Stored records
BEGIN

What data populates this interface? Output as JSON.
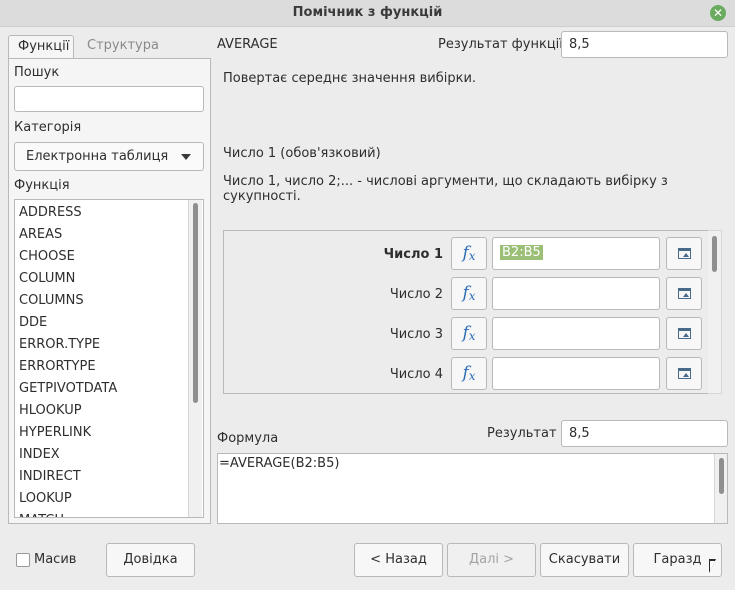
{
  "window": {
    "title": "Помічник з функцій"
  },
  "tabs": [
    {
      "label": "Функції",
      "active": true
    },
    {
      "label": "Структура",
      "active": false
    }
  ],
  "search": {
    "label": "Пошук",
    "value": ""
  },
  "category": {
    "label": "Категорія",
    "selected": "Електронна таблиця"
  },
  "functions": {
    "label": "Функція",
    "items": [
      "ADDRESS",
      "AREAS",
      "CHOOSE",
      "COLUMN",
      "COLUMNS",
      "DDE",
      "ERROR.TYPE",
      "ERRORTYPE",
      "GETPIVOTDATA",
      "HLOOKUP",
      "HYPERLINK",
      "INDEX",
      "INDIRECT",
      "LOOKUP",
      "MATCH"
    ]
  },
  "function_info": {
    "name": "AVERAGE",
    "result_label": "Результат функції",
    "result_value": "8,5",
    "description": "Повертає середнє значення вибірки.",
    "arg_title": "Число 1 (обов'язковий)",
    "arg_description": "Число 1, число 2;... - числові аргументи, що складають вибірку з сукупності."
  },
  "args": [
    {
      "label": "Число 1",
      "value": "B2:B5",
      "bold": true
    },
    {
      "label": "Число 2",
      "value": ""
    },
    {
      "label": "Число 3",
      "value": ""
    },
    {
      "label": "Число 4",
      "value": ""
    }
  ],
  "fx_symbol": "f",
  "fx_sub": "x",
  "formula": {
    "label": "Формула",
    "value": "=AVERAGE(B2:B5)",
    "result_label": "Результат",
    "result_value": "8,5"
  },
  "array_checkbox": {
    "label": "Масив",
    "checked": false
  },
  "buttons": {
    "help": "Довідка",
    "back": "< Назад",
    "next": "Далі >",
    "cancel": "Скасувати",
    "ok": "Гаразд"
  },
  "icons": {
    "close": "close-icon",
    "shrink": "shrink-icon",
    "fx": "function-icon"
  },
  "colors": {
    "selection": "#9bbf76",
    "close": "#6aab5f",
    "fx": "#2f6db5"
  }
}
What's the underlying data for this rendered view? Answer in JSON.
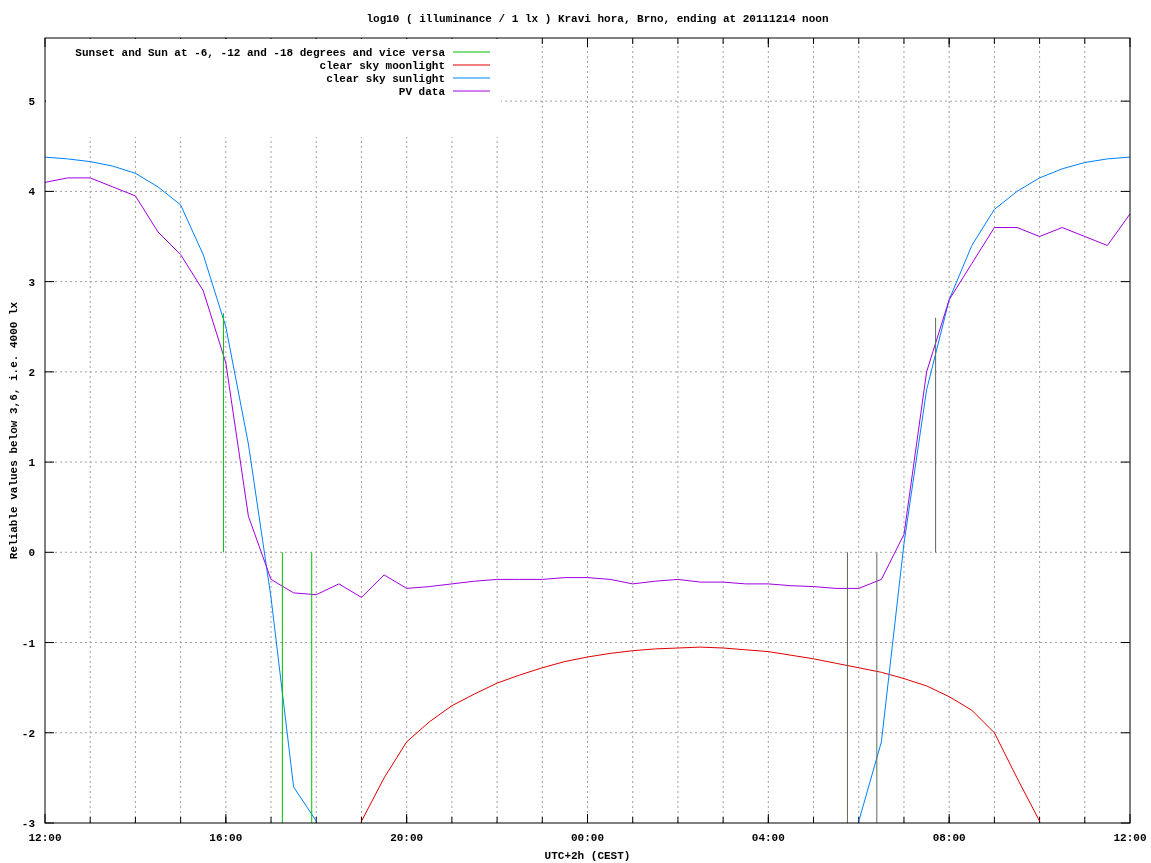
{
  "chart_data": {
    "type": "line",
    "title": "log10 ( illuminance / 1 lx ) Kravi hora, Brno, ending at 20111214 noon",
    "xlabel": "UTC+2h (CEST)",
    "ylabel": "Reliable values below 3,6, i.e. 4000 lx",
    "categories": [
      "12:00",
      null,
      null,
      null,
      null,
      null,
      null,
      null,
      "16:00",
      null,
      null,
      null,
      null,
      null,
      null,
      null,
      "20:00",
      null,
      null,
      null,
      null,
      null,
      null,
      null,
      "00:00",
      null,
      null,
      null,
      null,
      null,
      null,
      null,
      "04:00",
      null,
      null,
      null,
      null,
      null,
      null,
      null,
      "08:00",
      null,
      null,
      null,
      null,
      null,
      null,
      null,
      "12:00"
    ],
    "series": [
      {
        "name": "Sunset and Sun at -6, -12 and -18 degrees and vice versa",
        "color": "#00c000",
        "values": [
          null,
          null,
          null,
          null,
          null,
          null,
          null,
          null,
          null,
          null,
          null,
          null,
          null,
          null,
          null,
          null,
          null,
          null,
          null,
          null,
          null,
          null,
          null,
          null,
          null,
          null,
          null,
          null,
          null,
          null,
          null,
          null,
          null,
          null,
          null,
          null,
          null,
          null,
          null,
          null,
          null,
          null,
          null,
          null,
          null,
          null,
          null,
          null,
          null
        ]
      },
      {
        "name": "clear sky moonlight",
        "color": "#e00000",
        "values": [
          null,
          null,
          null,
          null,
          null,
          null,
          null,
          null,
          null,
          null,
          null,
          null,
          null,
          null,
          -2.98,
          -2.5,
          -2.1,
          -1.88,
          -1.7,
          -1.57,
          -1.45,
          -1.36,
          -1.28,
          -1.21,
          -1.16,
          -1.12,
          -1.09,
          -1.07,
          -1.06,
          -1.05,
          -1.06,
          -1.08,
          -1.1,
          -1.14,
          -1.18,
          -1.23,
          -1.28,
          -1.33,
          -1.4,
          -1.48,
          -1.6,
          -1.75,
          -2.0,
          -2.5,
          -2.98,
          null,
          null,
          null,
          null
        ]
      },
      {
        "name": "clear sky sunlight",
        "color": "#0080ff",
        "values": [
          4.38,
          4.36,
          4.33,
          4.28,
          4.2,
          4.05,
          3.85,
          3.3,
          2.5,
          1.2,
          -0.5,
          -2.6,
          -2.98,
          null,
          null,
          null,
          null,
          null,
          null,
          null,
          null,
          null,
          null,
          null,
          null,
          null,
          null,
          null,
          null,
          null,
          null,
          null,
          null,
          null,
          null,
          null,
          -2.98,
          -2.1,
          0.1,
          1.8,
          2.8,
          3.4,
          3.8,
          4.0,
          4.15,
          4.25,
          4.32,
          4.36,
          4.38
        ]
      },
      {
        "name": "PV data",
        "color": "#a000e0",
        "values": [
          4.1,
          4.15,
          4.15,
          4.05,
          3.95,
          3.55,
          3.3,
          2.9,
          2.1,
          0.4,
          -0.3,
          -0.45,
          -0.47,
          -0.35,
          -0.5,
          -0.25,
          -0.4,
          -0.38,
          -0.35,
          -0.32,
          -0.3,
          -0.3,
          -0.3,
          -0.28,
          -0.28,
          -0.3,
          -0.35,
          -0.32,
          -0.3,
          -0.33,
          -0.33,
          -0.35,
          -0.35,
          -0.37,
          -0.38,
          -0.4,
          -0.4,
          -0.3,
          0.2,
          2.0,
          2.8,
          3.2,
          3.6,
          3.6,
          3.5,
          3.6,
          3.5,
          3.4,
          3.75
        ]
      }
    ],
    "ylim": [
      -3,
      5.7
    ],
    "yticks": [
      -3,
      -2,
      -1,
      0,
      1,
      2,
      3,
      4,
      5
    ],
    "grid": true,
    "legend": true
  }
}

END

- Stated task:
Reproduce each record from above exactly; pictures do not belong in the copy.

- Exercise solution:
What data populates this interface? Output as JSON.
{
  "window": {
    "title": "Помічник з функцій"
  },
  "tabs": [
    {
      "label": "Функції",
      "active": true
    },
    {
      "label": "Структура",
      "active": false
    }
  ],
  "search": {
    "label": "Пошук",
    "value": ""
  },
  "category": {
    "label": "Категорія",
    "selected": "Електронна таблиця"
  },
  "functions": {
    "label": "Функція",
    "items": [
      "ADDRESS",
      "AREAS",
      "CHOOSE",
      "COLUMN",
      "COLUMNS",
      "DDE",
      "ERROR.TYPE",
      "ERRORTYPE",
      "GETPIVOTDATA",
      "HLOOKUP",
      "HYPERLINK",
      "INDEX",
      "INDIRECT",
      "LOOKUP",
      "MATCH"
    ]
  },
  "function_info": {
    "name": "AVERAGE",
    "result_label": "Результат функції",
    "result_value": "8,5",
    "description": "Повертає середнє значення вибірки.",
    "arg_title": "Число 1 (обов'язковий)",
    "arg_description": "Число 1, число 2;... - числові аргументи, що складають вибірку з сукупності."
  },
  "args": [
    {
      "label": "Число 1",
      "value": "B2:B5",
      "bold": true
    },
    {
      "label": "Число 2",
      "value": ""
    },
    {
      "label": "Число 3",
      "value": ""
    },
    {
      "label": "Число 4",
      "value": ""
    }
  ],
  "fx_symbol": "f",
  "fx_sub": "x",
  "formula": {
    "label": "Формула",
    "value": "=AVERAGE(B2:B5)",
    "result_label": "Результат",
    "result_value": "8,5"
  },
  "array_checkbox": {
    "label": "Масив",
    "checked": false
  },
  "buttons": {
    "help": "Довідка",
    "back": "< Назад",
    "next": "Далі >",
    "cancel": "Скасувати",
    "ok": "Гаразд"
  },
  "icons": {
    "close": "close-icon",
    "shrink": "shrink-icon",
    "fx": "function-icon"
  },
  "colors": {
    "selection": "#9bbf76",
    "close": "#6aab5f",
    "fx": "#2f6db5"
  }
}
What's the underlying data for this rendered view? Answer in JSON.
{
  "chart_data": {
    "type": "line",
    "title": "log10 ( illuminance / 1 lx ) Kravi hora, Brno, ending at 20111214 noon",
    "xlabel": "UTC+2h (CEST)",
    "ylabel": "Reliable values below 3,6, i.e. 4000 lx",
    "categories": [
      "12:00",
      null,
      null,
      null,
      null,
      null,
      null,
      null,
      "16:00",
      null,
      null,
      null,
      null,
      null,
      null,
      null,
      "20:00",
      null,
      null,
      null,
      null,
      null,
      null,
      null,
      "00:00",
      null,
      null,
      null,
      null,
      null,
      null,
      null,
      "04:00",
      null,
      null,
      null,
      null,
      null,
      null,
      null,
      "08:00",
      null,
      null,
      null,
      null,
      null,
      null,
      null,
      "12:00"
    ],
    "series": [
      {
        "name": "Sunset and Sun at -6, -12 and -18 degrees and vice versa",
        "color": "#00c000",
        "values": [
          null,
          null,
          null,
          null,
          null,
          null,
          null,
          null,
          null,
          null,
          null,
          null,
          null,
          null,
          null,
          null,
          null,
          null,
          null,
          null,
          null,
          null,
          null,
          null,
          null,
          null,
          null,
          null,
          null,
          null,
          null,
          null,
          null,
          null,
          null,
          null,
          null,
          null,
          null,
          null,
          null,
          null,
          null,
          null,
          null,
          null,
          null,
          null,
          null
        ]
      },
      {
        "name": "clear sky moonlight",
        "color": "#e00000",
        "values": [
          null,
          null,
          null,
          null,
          null,
          null,
          null,
          null,
          null,
          null,
          null,
          null,
          null,
          null,
          -2.98,
          -2.5,
          -2.1,
          -1.88,
          -1.7,
          -1.57,
          -1.45,
          -1.36,
          -1.28,
          -1.21,
          -1.16,
          -1.12,
          -1.09,
          -1.07,
          -1.06,
          -1.05,
          -1.06,
          -1.08,
          -1.1,
          -1.14,
          -1.18,
          -1.23,
          -1.28,
          -1.33,
          -1.4,
          -1.48,
          -1.6,
          -1.75,
          -2.0,
          -2.5,
          -2.98,
          null,
          null,
          null,
          null
        ]
      },
      {
        "name": "clear sky sunlight",
        "color": "#0080ff",
        "values": [
          4.38,
          4.36,
          4.33,
          4.28,
          4.2,
          4.05,
          3.85,
          3.3,
          2.5,
          1.2,
          -0.5,
          -2.6,
          -2.98,
          null,
          null,
          null,
          null,
          null,
          null,
          null,
          null,
          null,
          null,
          null,
          null,
          null,
          null,
          null,
          null,
          null,
          null,
          null,
          null,
          null,
          null,
          null,
          -2.98,
          -2.1,
          0.1,
          1.8,
          2.8,
          3.4,
          3.8,
          4.0,
          4.15,
          4.25,
          4.32,
          4.36,
          4.38
        ]
      },
      {
        "name": "PV data",
        "color": "#a000e0",
        "values": [
          4.1,
          4.15,
          4.15,
          4.05,
          3.95,
          3.55,
          3.3,
          2.9,
          2.1,
          0.4,
          -0.3,
          -0.45,
          -0.47,
          -0.35,
          -0.5,
          -0.25,
          -0.4,
          -0.38,
          -0.35,
          -0.32,
          -0.3,
          -0.3,
          -0.3,
          -0.28,
          -0.28,
          -0.3,
          -0.35,
          -0.32,
          -0.3,
          -0.33,
          -0.33,
          -0.35,
          -0.35,
          -0.37,
          -0.38,
          -0.4,
          -0.4,
          -0.3,
          0.2,
          2.0,
          2.8,
          3.2,
          3.6,
          3.6,
          3.5,
          3.6,
          3.5,
          3.4,
          3.75
        ]
      }
    ],
    "ylim": [
      -3,
      5.7
    ],
    "yticks": [
      -3,
      -2,
      -1,
      0,
      1,
      2,
      3,
      4,
      5
    ],
    "grid": true,
    "legend": true
  }
}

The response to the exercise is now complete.